* SHORT TASK *
Scan the material and copy every line in which "document" appears.

-------- INPUT FOR THIS TASK

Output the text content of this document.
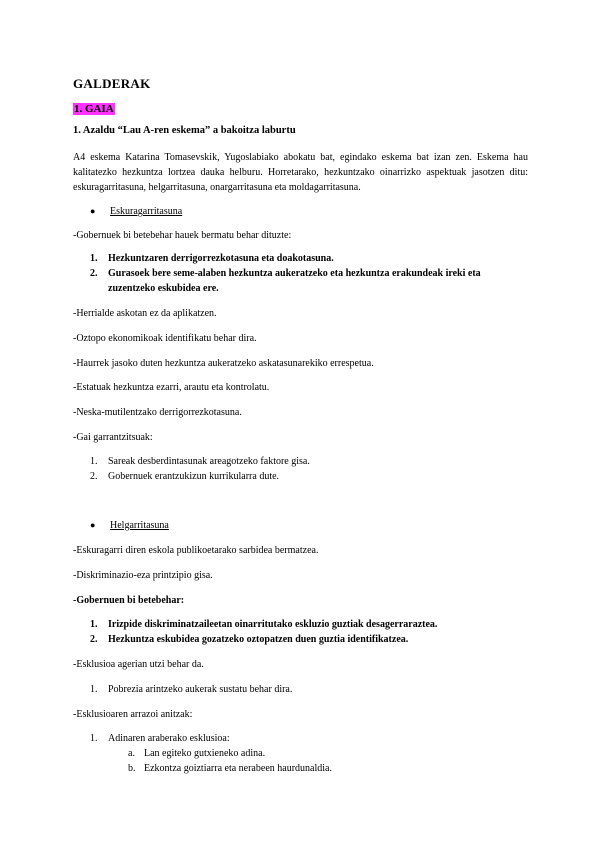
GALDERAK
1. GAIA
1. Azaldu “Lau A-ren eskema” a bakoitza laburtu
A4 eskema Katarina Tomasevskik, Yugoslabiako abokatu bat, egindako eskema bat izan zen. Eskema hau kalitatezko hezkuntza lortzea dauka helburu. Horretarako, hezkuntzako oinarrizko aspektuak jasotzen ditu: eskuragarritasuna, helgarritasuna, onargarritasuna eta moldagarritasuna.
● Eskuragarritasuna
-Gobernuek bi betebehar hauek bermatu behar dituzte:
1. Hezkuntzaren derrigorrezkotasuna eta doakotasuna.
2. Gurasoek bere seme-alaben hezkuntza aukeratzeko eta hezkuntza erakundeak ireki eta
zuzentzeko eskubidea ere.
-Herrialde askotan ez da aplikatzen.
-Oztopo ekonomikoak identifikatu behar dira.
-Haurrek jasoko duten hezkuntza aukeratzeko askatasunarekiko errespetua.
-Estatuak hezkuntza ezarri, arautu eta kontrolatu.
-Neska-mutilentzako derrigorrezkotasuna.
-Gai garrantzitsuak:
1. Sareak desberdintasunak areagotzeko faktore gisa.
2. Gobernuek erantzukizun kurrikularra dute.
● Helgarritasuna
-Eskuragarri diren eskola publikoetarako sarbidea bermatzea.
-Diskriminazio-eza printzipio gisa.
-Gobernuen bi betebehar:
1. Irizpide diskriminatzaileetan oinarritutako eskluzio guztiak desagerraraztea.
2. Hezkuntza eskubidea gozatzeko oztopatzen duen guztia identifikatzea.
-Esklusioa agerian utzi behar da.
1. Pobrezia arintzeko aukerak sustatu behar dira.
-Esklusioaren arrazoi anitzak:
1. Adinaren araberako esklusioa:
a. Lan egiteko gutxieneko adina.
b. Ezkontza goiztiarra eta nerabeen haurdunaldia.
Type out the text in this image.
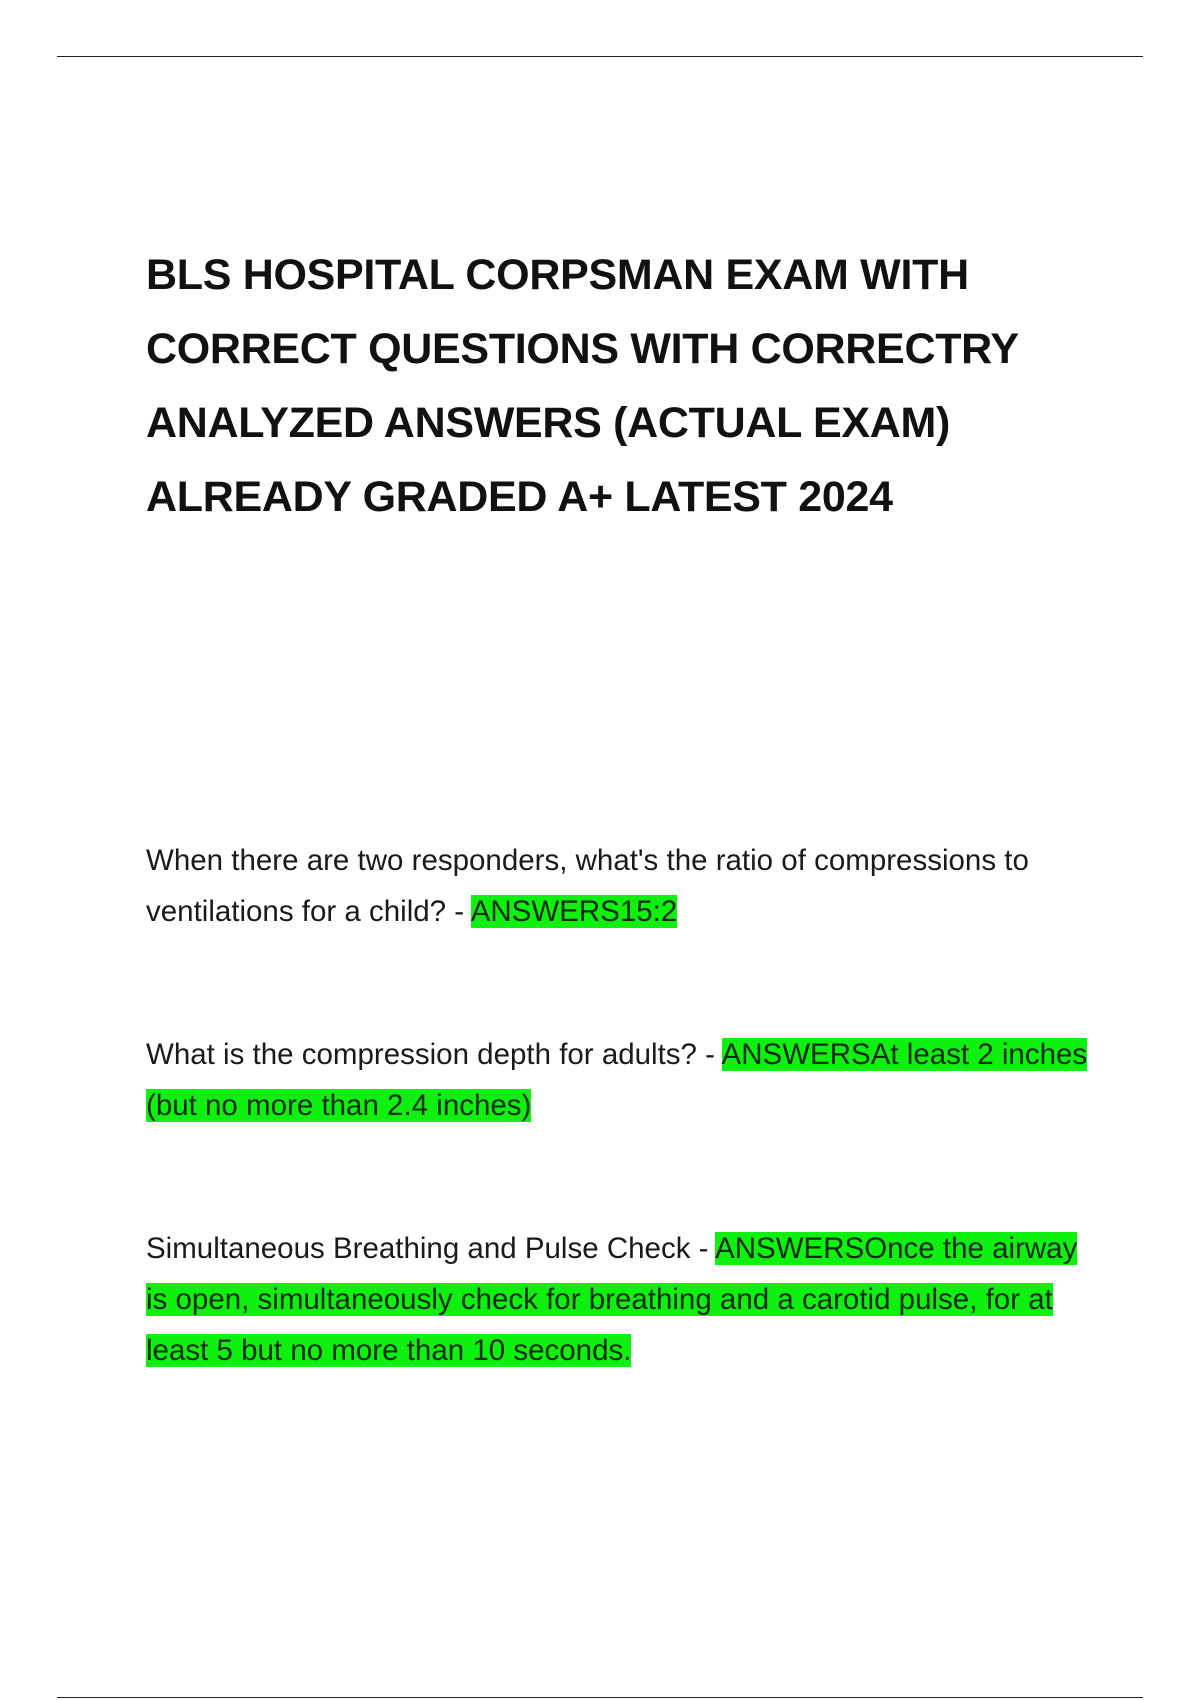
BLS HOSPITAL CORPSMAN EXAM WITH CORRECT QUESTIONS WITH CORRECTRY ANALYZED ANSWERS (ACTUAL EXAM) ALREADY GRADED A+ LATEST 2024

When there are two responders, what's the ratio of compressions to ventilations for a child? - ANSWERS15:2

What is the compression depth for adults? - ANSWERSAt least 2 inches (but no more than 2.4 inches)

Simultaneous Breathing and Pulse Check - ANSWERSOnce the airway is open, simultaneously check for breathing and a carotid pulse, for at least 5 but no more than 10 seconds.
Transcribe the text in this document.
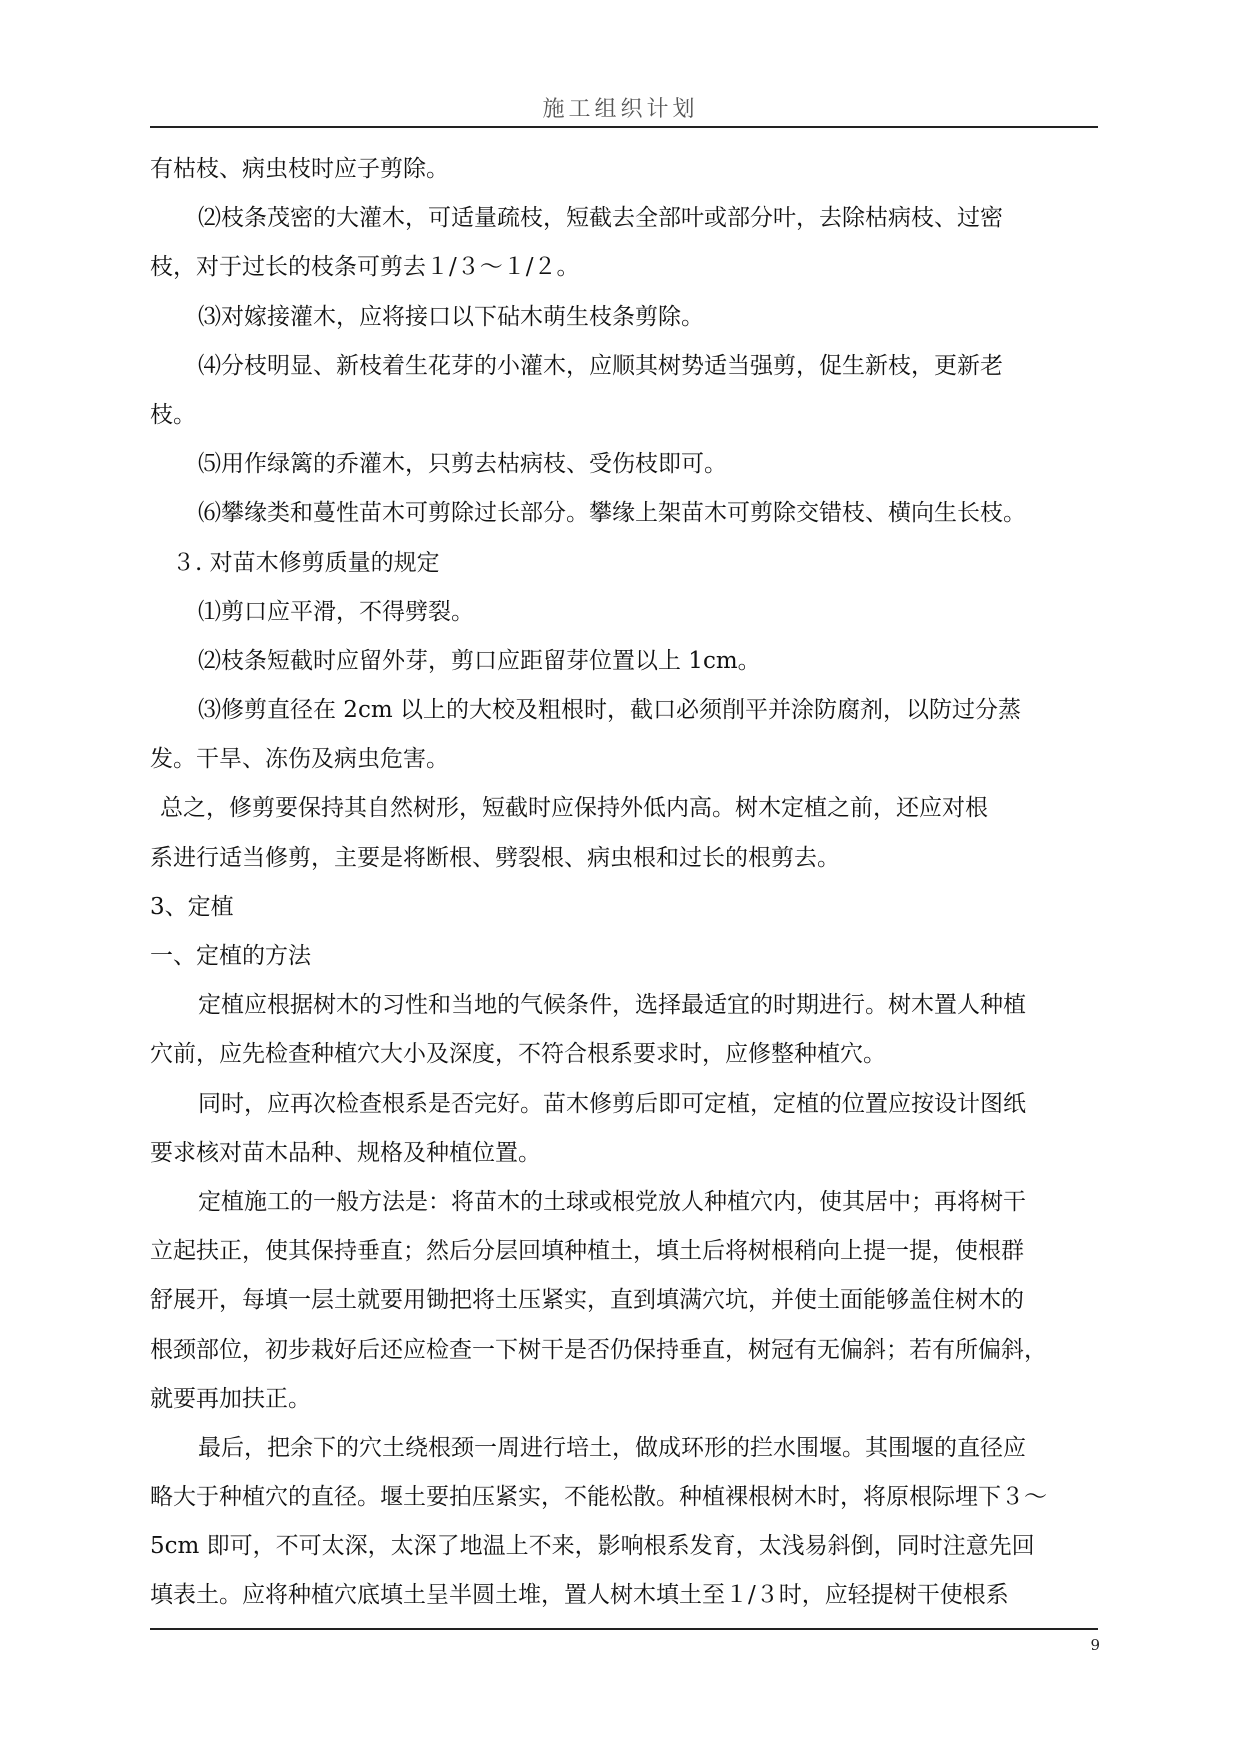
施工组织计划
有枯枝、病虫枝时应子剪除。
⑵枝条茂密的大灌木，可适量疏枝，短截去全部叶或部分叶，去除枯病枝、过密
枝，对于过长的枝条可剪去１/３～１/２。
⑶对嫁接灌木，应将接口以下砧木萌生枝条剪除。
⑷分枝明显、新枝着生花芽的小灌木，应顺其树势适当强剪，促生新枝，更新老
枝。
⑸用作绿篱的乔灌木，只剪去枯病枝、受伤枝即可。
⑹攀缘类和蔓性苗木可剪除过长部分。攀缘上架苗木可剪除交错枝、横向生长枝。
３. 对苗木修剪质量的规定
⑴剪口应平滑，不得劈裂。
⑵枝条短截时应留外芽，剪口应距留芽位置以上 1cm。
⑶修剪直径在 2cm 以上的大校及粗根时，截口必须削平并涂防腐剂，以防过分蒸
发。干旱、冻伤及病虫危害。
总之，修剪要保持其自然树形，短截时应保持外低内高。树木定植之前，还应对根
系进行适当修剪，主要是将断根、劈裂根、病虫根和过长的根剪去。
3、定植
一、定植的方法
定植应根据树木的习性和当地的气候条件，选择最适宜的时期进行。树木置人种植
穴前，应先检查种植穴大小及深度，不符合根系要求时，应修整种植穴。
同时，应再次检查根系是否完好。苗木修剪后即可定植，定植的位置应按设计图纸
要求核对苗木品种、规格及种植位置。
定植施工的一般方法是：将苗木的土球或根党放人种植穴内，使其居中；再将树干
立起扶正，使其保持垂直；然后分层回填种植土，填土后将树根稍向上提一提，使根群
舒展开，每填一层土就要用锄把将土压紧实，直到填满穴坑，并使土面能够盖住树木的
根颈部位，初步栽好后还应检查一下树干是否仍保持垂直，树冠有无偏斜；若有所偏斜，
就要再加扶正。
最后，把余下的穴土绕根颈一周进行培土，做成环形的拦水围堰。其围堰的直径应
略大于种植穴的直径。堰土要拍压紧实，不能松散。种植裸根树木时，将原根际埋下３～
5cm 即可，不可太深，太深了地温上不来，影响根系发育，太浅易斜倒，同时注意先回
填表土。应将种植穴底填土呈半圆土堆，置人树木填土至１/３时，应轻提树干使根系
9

----------------

* THE ANSWER *
Output the text content of this document.
Transcribe the text in this document.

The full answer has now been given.